Information given:

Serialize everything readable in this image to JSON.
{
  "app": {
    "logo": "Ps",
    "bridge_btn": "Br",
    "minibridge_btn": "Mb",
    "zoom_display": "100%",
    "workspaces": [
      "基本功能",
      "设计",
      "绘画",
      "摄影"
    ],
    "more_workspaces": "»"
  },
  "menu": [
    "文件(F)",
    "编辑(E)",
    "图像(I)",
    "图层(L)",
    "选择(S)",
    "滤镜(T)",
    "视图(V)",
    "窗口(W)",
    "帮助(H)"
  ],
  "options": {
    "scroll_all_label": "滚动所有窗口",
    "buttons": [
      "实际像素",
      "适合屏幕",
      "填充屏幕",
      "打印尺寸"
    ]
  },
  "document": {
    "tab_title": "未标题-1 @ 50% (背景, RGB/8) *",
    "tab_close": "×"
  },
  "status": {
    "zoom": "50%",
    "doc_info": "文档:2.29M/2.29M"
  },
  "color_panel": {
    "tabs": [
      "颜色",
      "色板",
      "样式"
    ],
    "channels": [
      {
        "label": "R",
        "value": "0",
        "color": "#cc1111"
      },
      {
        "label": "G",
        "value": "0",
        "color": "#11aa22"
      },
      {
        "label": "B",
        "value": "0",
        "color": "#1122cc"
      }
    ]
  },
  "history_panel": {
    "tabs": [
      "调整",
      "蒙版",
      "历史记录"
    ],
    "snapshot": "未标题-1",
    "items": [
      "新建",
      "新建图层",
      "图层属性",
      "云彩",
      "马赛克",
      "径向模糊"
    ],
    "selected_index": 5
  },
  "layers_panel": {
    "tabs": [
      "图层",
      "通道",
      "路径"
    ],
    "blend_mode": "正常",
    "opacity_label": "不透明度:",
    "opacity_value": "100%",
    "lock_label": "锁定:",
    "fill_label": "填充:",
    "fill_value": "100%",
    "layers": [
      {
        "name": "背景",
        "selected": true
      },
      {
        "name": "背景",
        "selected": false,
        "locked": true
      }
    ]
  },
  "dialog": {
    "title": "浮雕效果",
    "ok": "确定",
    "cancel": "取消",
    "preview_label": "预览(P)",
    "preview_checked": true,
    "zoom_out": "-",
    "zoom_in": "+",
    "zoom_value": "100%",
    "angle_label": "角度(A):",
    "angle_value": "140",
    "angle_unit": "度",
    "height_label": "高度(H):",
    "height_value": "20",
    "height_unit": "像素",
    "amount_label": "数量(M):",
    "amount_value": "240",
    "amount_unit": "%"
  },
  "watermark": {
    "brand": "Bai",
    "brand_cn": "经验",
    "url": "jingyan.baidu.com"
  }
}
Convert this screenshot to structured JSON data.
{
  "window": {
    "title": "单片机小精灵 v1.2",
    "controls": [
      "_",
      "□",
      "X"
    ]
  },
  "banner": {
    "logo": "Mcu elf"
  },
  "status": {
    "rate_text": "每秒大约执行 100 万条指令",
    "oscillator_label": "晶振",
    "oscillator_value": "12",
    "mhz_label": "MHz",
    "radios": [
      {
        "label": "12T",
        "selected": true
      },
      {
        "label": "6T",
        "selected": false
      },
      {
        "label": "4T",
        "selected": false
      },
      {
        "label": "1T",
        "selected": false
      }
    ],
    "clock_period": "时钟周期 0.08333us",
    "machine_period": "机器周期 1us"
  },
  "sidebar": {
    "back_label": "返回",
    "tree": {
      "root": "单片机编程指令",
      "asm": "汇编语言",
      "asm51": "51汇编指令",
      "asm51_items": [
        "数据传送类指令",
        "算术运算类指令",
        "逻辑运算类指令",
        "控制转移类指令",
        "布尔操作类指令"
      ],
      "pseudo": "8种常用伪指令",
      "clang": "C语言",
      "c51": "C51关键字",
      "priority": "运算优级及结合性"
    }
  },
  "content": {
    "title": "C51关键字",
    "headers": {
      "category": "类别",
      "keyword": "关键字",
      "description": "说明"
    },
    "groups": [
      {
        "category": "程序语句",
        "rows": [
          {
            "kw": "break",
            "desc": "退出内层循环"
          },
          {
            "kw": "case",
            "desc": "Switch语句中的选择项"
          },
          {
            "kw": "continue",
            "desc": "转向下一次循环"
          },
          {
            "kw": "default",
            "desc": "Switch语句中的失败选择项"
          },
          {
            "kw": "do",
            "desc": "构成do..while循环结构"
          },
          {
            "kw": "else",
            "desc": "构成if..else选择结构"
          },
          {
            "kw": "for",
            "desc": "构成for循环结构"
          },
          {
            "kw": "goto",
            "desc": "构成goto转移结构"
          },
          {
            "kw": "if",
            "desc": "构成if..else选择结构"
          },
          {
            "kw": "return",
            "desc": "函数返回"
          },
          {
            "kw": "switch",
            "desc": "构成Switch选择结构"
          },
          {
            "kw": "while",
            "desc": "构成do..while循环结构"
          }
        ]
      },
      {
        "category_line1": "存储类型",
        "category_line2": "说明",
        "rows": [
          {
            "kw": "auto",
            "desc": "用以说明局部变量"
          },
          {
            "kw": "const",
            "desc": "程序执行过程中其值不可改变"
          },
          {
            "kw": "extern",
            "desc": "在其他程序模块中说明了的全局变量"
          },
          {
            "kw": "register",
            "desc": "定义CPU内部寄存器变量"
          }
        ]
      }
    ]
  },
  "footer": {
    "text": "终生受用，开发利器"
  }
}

...

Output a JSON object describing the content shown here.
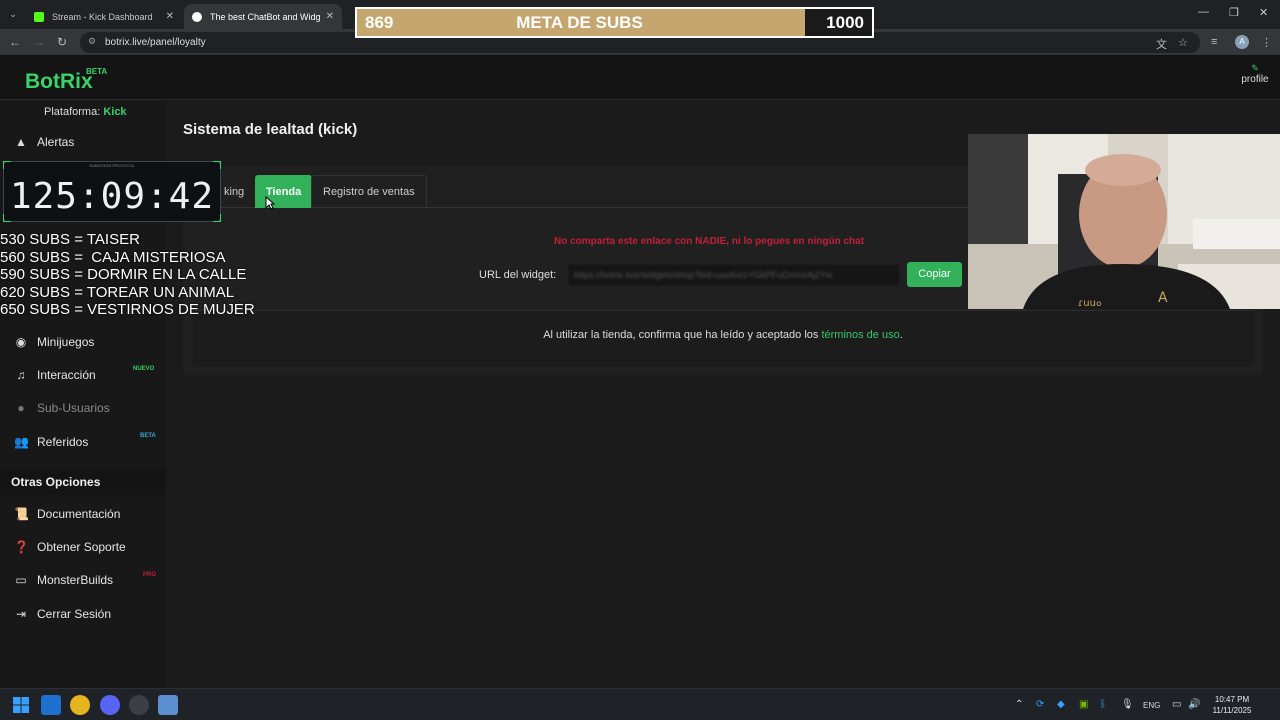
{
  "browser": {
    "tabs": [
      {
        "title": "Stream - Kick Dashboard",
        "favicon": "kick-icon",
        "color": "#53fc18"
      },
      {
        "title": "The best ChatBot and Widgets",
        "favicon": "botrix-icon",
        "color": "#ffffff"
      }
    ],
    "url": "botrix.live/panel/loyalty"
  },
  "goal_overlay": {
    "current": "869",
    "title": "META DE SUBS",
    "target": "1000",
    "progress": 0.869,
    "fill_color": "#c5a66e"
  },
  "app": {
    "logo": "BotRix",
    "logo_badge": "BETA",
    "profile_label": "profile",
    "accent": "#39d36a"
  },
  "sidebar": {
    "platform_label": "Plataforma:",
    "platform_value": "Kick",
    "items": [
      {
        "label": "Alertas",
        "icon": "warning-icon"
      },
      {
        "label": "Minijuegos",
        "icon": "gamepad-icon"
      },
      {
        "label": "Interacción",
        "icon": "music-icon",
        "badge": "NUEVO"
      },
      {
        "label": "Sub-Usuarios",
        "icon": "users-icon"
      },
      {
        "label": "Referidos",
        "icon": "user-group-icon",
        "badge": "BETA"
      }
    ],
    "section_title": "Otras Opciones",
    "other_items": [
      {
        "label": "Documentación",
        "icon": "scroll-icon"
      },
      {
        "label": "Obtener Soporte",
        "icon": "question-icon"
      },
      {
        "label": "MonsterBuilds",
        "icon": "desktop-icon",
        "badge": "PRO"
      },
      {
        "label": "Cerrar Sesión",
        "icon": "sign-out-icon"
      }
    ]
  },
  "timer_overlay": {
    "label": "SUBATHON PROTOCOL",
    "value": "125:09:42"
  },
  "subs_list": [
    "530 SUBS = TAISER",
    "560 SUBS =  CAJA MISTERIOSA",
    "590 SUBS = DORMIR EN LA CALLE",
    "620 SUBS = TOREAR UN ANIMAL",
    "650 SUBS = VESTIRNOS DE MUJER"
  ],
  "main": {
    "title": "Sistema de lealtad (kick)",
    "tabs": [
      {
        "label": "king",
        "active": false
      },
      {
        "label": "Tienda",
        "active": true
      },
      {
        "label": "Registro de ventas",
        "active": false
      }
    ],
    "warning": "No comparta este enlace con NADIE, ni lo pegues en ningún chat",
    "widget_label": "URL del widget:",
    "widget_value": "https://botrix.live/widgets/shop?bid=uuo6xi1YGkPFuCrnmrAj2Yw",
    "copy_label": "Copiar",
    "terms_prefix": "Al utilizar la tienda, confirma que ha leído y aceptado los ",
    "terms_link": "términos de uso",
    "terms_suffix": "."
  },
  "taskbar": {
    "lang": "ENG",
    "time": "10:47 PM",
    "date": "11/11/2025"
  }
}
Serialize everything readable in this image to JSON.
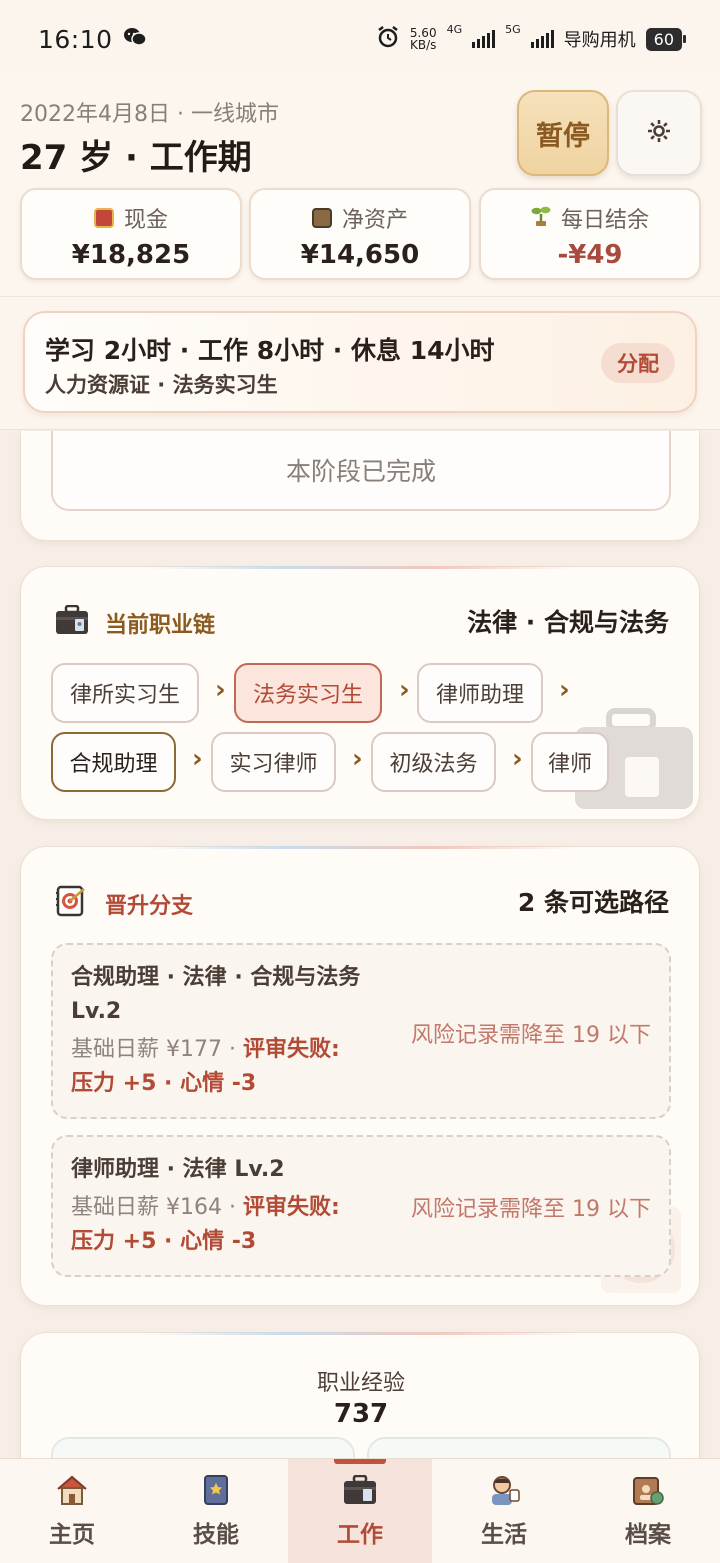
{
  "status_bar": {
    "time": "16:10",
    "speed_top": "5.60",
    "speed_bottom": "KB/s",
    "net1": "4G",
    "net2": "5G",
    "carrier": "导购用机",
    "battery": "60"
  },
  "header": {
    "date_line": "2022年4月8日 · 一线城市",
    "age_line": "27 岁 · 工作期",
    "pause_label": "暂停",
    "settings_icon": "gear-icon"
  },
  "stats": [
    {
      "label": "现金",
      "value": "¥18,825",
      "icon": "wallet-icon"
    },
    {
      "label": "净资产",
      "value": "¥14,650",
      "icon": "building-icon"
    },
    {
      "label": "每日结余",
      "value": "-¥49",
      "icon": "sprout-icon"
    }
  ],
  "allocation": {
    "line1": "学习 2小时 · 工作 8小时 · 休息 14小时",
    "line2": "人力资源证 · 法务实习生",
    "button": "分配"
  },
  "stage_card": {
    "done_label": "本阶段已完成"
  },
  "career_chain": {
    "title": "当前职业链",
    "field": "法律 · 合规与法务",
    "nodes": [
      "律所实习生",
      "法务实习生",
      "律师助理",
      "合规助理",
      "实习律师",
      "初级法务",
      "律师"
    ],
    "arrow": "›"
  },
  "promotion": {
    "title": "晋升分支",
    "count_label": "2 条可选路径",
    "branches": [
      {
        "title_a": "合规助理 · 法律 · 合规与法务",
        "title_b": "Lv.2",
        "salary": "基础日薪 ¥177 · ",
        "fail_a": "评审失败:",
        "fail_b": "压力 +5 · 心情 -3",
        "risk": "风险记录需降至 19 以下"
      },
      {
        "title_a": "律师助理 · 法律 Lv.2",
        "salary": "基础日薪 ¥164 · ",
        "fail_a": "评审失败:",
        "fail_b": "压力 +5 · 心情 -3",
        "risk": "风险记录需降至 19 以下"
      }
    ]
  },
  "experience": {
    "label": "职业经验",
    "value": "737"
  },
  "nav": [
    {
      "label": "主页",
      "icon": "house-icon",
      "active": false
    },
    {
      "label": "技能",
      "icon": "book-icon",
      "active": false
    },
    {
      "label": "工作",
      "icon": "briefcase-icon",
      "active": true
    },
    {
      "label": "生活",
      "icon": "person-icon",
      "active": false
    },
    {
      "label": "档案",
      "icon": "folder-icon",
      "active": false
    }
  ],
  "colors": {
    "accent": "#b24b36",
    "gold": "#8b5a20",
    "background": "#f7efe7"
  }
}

Written instruction: State how many lines of the data include the word "live", with nothing else.

Task result: 2